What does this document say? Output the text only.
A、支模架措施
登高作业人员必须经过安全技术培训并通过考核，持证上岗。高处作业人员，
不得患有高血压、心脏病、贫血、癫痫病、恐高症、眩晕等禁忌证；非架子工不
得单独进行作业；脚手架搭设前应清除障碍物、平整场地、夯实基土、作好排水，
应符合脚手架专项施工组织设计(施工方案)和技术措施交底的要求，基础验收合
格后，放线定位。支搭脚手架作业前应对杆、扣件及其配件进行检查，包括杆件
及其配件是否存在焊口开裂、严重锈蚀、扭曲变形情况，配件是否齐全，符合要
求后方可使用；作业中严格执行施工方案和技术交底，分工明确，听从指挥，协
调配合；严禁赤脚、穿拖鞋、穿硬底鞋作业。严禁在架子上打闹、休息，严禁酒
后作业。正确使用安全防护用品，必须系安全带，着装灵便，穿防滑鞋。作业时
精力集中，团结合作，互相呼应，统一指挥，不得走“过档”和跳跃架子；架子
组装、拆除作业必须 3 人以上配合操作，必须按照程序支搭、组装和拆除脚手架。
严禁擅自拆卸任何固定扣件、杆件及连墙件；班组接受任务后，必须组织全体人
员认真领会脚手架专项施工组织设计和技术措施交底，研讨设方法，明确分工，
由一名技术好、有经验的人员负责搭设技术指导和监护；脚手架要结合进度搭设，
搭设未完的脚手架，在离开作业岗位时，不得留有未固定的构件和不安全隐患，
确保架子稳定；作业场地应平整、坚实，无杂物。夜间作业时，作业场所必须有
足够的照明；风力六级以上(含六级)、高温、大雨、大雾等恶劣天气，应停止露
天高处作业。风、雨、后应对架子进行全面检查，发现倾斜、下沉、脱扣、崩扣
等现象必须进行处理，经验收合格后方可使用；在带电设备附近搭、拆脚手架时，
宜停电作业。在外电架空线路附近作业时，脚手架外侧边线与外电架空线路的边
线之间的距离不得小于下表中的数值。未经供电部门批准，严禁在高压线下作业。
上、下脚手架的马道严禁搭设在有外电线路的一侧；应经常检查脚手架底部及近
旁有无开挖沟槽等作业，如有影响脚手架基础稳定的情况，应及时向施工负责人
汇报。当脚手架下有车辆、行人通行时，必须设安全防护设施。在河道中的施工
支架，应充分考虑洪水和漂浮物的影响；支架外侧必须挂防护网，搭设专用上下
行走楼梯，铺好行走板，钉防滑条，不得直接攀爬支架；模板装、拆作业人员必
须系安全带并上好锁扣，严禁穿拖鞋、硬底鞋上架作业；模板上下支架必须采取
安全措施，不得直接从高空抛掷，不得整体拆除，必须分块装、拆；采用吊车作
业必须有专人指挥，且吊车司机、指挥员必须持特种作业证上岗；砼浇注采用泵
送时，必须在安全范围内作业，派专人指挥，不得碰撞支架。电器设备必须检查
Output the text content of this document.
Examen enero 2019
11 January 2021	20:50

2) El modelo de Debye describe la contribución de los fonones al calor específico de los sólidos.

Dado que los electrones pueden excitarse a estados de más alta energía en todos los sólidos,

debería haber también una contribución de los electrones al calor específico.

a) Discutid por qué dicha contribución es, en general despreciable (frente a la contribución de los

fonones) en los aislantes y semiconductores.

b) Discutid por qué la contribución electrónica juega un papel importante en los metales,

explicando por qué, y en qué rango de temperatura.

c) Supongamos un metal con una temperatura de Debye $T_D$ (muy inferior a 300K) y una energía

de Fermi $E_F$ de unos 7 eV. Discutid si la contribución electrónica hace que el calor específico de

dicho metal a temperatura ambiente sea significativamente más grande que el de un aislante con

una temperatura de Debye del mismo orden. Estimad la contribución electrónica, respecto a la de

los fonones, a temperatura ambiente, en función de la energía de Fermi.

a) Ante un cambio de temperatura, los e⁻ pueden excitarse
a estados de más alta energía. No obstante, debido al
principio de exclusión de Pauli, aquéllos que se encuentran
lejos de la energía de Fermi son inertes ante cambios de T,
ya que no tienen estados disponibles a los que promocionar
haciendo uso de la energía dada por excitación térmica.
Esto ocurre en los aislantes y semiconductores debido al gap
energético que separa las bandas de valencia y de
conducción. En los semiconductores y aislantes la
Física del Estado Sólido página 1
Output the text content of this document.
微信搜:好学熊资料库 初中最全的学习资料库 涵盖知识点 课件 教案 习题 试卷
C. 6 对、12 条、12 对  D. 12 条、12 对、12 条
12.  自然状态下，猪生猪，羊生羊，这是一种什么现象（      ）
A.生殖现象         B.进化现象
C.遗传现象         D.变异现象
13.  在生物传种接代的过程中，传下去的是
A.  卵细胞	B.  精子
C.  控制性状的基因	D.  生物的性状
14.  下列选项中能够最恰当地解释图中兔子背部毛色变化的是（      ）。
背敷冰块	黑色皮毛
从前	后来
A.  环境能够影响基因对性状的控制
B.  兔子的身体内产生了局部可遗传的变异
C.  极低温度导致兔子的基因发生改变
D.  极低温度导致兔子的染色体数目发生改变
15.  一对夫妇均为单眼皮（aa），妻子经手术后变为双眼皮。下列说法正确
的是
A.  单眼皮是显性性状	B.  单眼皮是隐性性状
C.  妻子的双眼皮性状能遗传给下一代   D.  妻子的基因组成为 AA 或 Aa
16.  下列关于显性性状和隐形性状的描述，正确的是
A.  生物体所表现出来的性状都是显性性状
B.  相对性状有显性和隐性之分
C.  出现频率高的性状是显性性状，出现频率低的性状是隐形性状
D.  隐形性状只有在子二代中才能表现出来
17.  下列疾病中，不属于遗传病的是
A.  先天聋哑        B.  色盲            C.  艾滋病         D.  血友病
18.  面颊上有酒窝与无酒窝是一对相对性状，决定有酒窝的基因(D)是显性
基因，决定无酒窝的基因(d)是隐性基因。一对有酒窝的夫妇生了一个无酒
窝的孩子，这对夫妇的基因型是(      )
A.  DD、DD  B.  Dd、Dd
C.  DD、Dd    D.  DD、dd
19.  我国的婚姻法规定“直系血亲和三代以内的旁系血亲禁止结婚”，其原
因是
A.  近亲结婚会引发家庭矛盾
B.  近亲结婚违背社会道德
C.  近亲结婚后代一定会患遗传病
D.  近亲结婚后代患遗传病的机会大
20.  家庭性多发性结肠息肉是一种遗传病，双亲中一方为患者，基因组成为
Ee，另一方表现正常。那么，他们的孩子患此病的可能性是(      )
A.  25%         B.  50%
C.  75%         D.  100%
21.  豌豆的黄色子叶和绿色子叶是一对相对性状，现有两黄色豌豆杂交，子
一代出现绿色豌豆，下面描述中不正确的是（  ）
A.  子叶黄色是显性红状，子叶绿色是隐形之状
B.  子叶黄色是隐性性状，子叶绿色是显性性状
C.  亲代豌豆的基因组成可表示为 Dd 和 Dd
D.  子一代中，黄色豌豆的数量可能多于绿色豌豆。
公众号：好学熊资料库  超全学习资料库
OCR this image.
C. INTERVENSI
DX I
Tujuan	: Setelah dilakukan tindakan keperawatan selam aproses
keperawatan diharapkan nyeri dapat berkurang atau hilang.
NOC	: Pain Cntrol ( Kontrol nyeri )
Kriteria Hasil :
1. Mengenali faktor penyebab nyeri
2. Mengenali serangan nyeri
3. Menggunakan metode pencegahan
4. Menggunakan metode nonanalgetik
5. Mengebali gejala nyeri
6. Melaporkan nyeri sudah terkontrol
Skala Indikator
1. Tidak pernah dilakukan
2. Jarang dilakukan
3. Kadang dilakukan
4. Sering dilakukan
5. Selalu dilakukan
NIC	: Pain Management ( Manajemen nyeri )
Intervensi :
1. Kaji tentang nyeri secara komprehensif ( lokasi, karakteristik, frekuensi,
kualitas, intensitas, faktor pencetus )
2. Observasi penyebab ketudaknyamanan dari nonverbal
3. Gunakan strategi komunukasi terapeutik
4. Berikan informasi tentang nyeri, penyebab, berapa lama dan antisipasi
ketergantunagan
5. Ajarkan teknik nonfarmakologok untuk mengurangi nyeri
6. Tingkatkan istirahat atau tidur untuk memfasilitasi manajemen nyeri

- Exercise directions -
Scan the material above. Return every line containing the string "contribución".

- Finished answer -
2) El modelo de Debye describe la contribución de los fonones al calor específico de los sólidos.
debería haber también una contribución de los electrones al calor específico.
a) Discutid por qué dicha contribución es, en general despreciable (frente a la contribución de los
b) Discutid por qué la contribución electrónica juega un papel importante en los metales,
de Fermi $E_F$ de unos 7 eV. Discutid si la contribución electrónica hace que el calor específico de
una temperatura de Debye del mismo orden. Estimad la contribución electrónica, respecto a la de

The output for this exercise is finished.